Exercise: Keep the pictures out of the copy and print all the entries below exactly.

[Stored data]

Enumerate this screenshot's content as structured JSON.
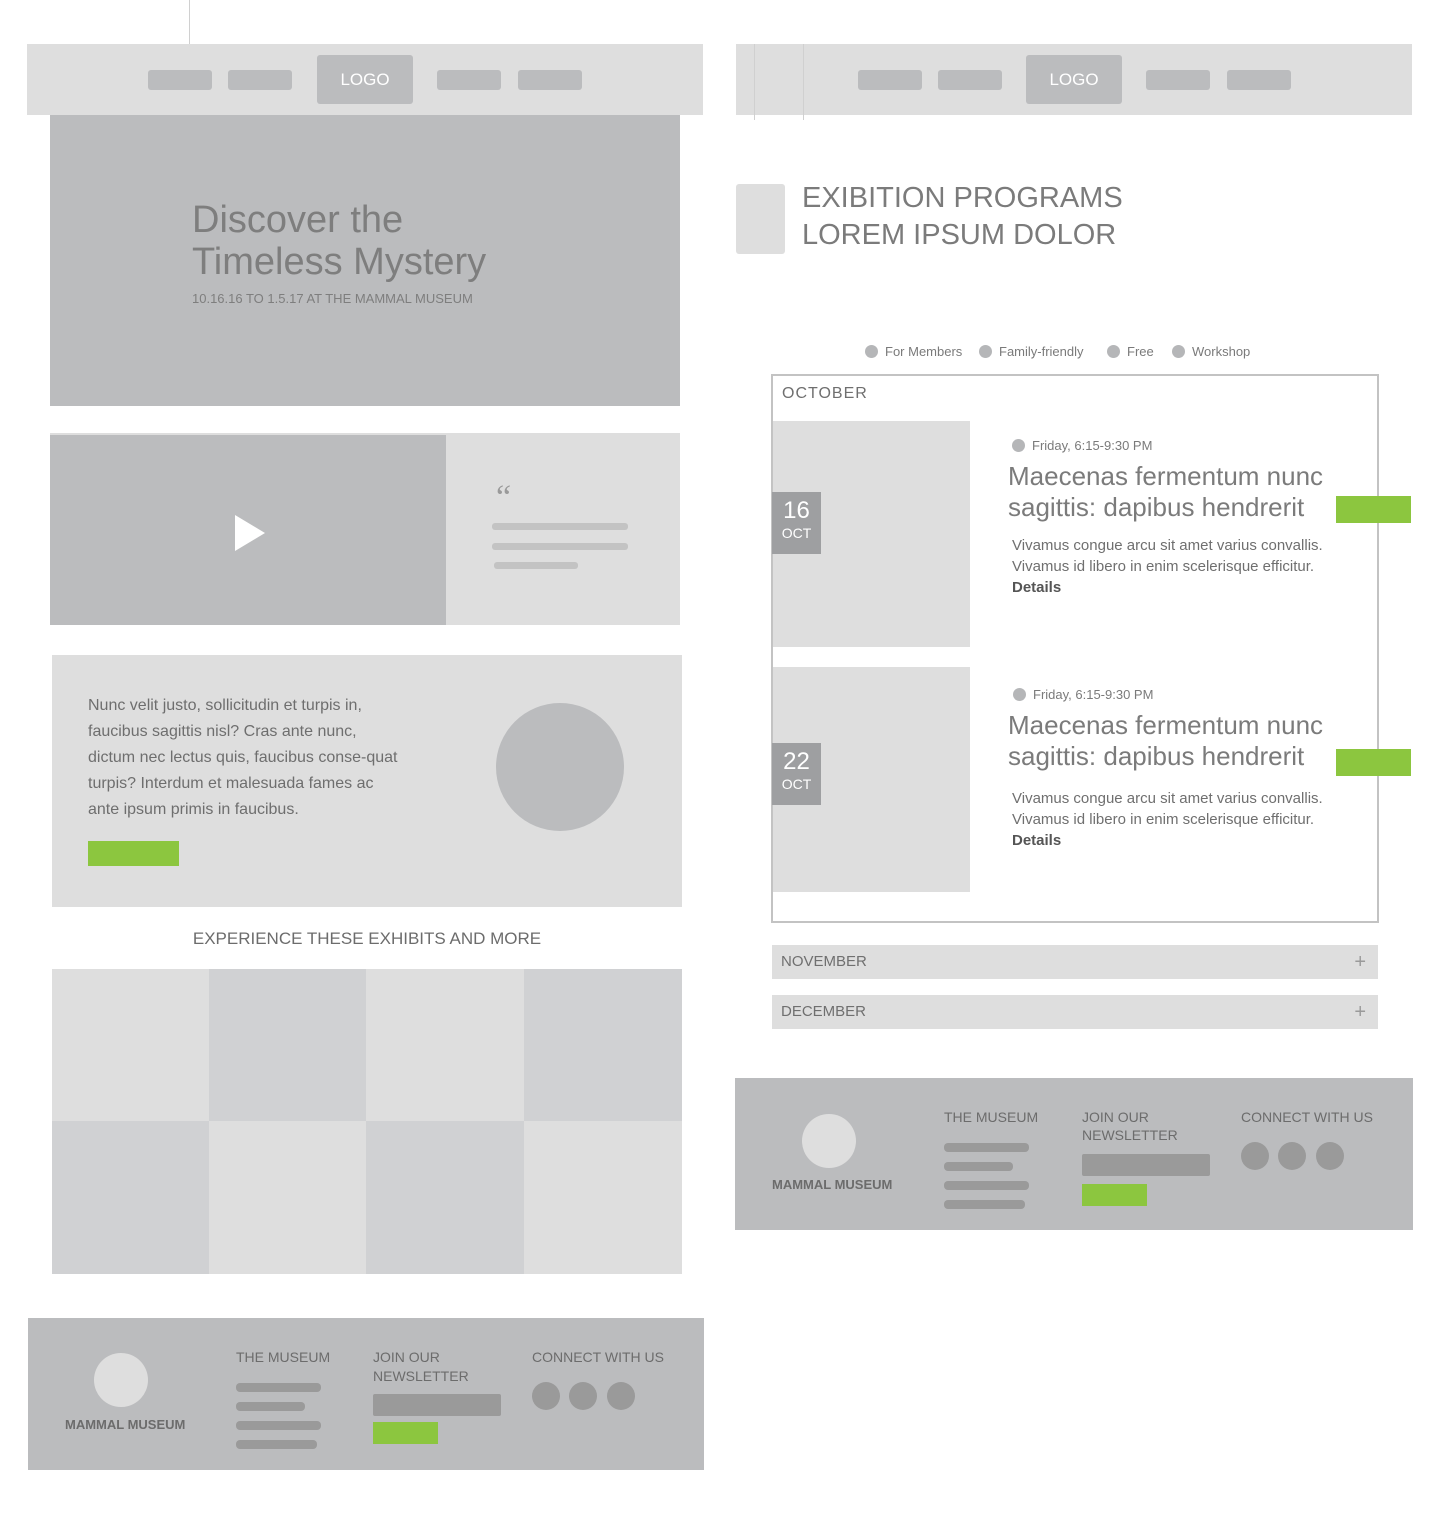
{
  "left": {
    "nav": {
      "logo_label": "LOGO"
    },
    "hero": {
      "title_line1": "Discover the",
      "title_line2": "Timeless Mystery",
      "subtitle": "10.16.16 TO 1.5.17 AT THE MAMMAL MUSEUM"
    },
    "quote": {
      "mark": "“"
    },
    "feature": {
      "paragraph": "Nunc velit justo, sollicitudin et turpis in, faucibus sagittis nisl? Cras ante nunc, dictum nec lectus quis, faucibus conse-quat turpis? Interdum et malesuada fames ac ante ipsum primis in faucibus."
    },
    "exhibits": {
      "heading": "EXPERIENCE THESE EXHIBITS AND MORE"
    },
    "footer": {
      "brand": "MAMMAL MUSEUM",
      "museum_heading": "THE MUSEUM",
      "newsletter_heading_line1": "JOIN OUR",
      "newsletter_heading_line2": "NEWSLETTER",
      "connect_heading": "CONNECT WITH US"
    }
  },
  "right": {
    "nav": {
      "logo_label": "LOGO"
    },
    "page_title_line1": "EXIBITION PROGRAMS",
    "page_title_line2": "LOREM IPSUM DOLOR",
    "legend": [
      "For Members",
      "Family-friendly",
      "Free",
      "Workshop"
    ],
    "month_open": "OCTOBER",
    "events": [
      {
        "day": "16",
        "month": "OCT",
        "time": "Friday, 6:15-9:30 PM",
        "title": "Maecenas fermentum nunc sagittis: dapibus hendrerit",
        "desc": "Vivamus congue arcu sit amet varius convallis. Vivamus id libero in enim scelerisque efficitur.",
        "details": "Details"
      },
      {
        "day": "22",
        "month": "OCT",
        "time": "Friday, 6:15-9:30 PM",
        "title": "Maecenas fermentum nunc sagittis: dapibus hendrerit",
        "desc": "Vivamus congue arcu sit amet varius convallis. Vivamus id libero in enim scelerisque efficitur.",
        "details": "Details"
      }
    ],
    "months_collapsed": [
      "NOVEMBER",
      "DECEMBER"
    ],
    "plus": "+",
    "footer": {
      "brand": "MAMMAL MUSEUM",
      "museum_heading": "THE MUSEUM",
      "newsletter_heading_line1": "JOIN OUR",
      "newsletter_heading_line2": "NEWSLETTER",
      "connect_heading": "CONNECT WITH US"
    }
  },
  "colors": {
    "accent": "#8cc63f",
    "panel_light": "#dedede",
    "panel_mid": "#bbbcbe"
  }
}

Task solution:
Enumerate this screenshot's content as structured JSON.
{
  "left": {
    "nav": {
      "logo_label": "LOGO"
    },
    "hero": {
      "title_line1": "Discover the",
      "title_line2": "Timeless Mystery",
      "subtitle": "10.16.16 TO 1.5.17 AT THE MAMMAL MUSEUM"
    },
    "quote": {
      "mark": "“"
    },
    "feature": {
      "paragraph": "Nunc velit justo, sollicitudin et turpis in, faucibus sagittis nisl? Cras ante nunc, dictum nec lectus quis, faucibus conse-quat turpis? Interdum et malesuada fames ac ante ipsum primis in faucibus."
    },
    "exhibits": {
      "heading": "EXPERIENCE THESE EXHIBITS AND MORE"
    },
    "footer": {
      "brand": "MAMMAL MUSEUM",
      "museum_heading": "THE MUSEUM",
      "newsletter_heading_line1": "JOIN OUR",
      "newsletter_heading_line2": "NEWSLETTER",
      "connect_heading": "CONNECT WITH US"
    }
  },
  "right": {
    "nav": {
      "logo_label": "LOGO"
    },
    "page_title_line1": "EXIBITION PROGRAMS",
    "page_title_line2": "LOREM IPSUM DOLOR",
    "legend": [
      "For Members",
      "Family-friendly",
      "Free",
      "Workshop"
    ],
    "month_open": "OCTOBER",
    "events": [
      {
        "day": "16",
        "month": "OCT",
        "time": "Friday, 6:15-9:30 PM",
        "title": "Maecenas fermentum nunc sagittis: dapibus hendrerit",
        "desc": "Vivamus congue arcu sit amet varius convallis. Vivamus id libero in enim scelerisque efficitur.",
        "details": "Details"
      },
      {
        "day": "22",
        "month": "OCT",
        "time": "Friday, 6:15-9:30 PM",
        "title": "Maecenas fermentum nunc sagittis: dapibus hendrerit",
        "desc": "Vivamus congue arcu sit amet varius convallis. Vivamus id libero in enim scelerisque efficitur.",
        "details": "Details"
      }
    ],
    "months_collapsed": [
      "NOVEMBER",
      "DECEMBER"
    ],
    "plus": "+",
    "footer": {
      "brand": "MAMMAL MUSEUM",
      "museum_heading": "THE MUSEUM",
      "newsletter_heading_line1": "JOIN OUR",
      "newsletter_heading_line2": "NEWSLETTER",
      "connect_heading": "CONNECT WITH US"
    }
  },
  "colors": {
    "accent": "#8cc63f",
    "panel_light": "#dedede",
    "panel_mid": "#bbbcbe"
  }
}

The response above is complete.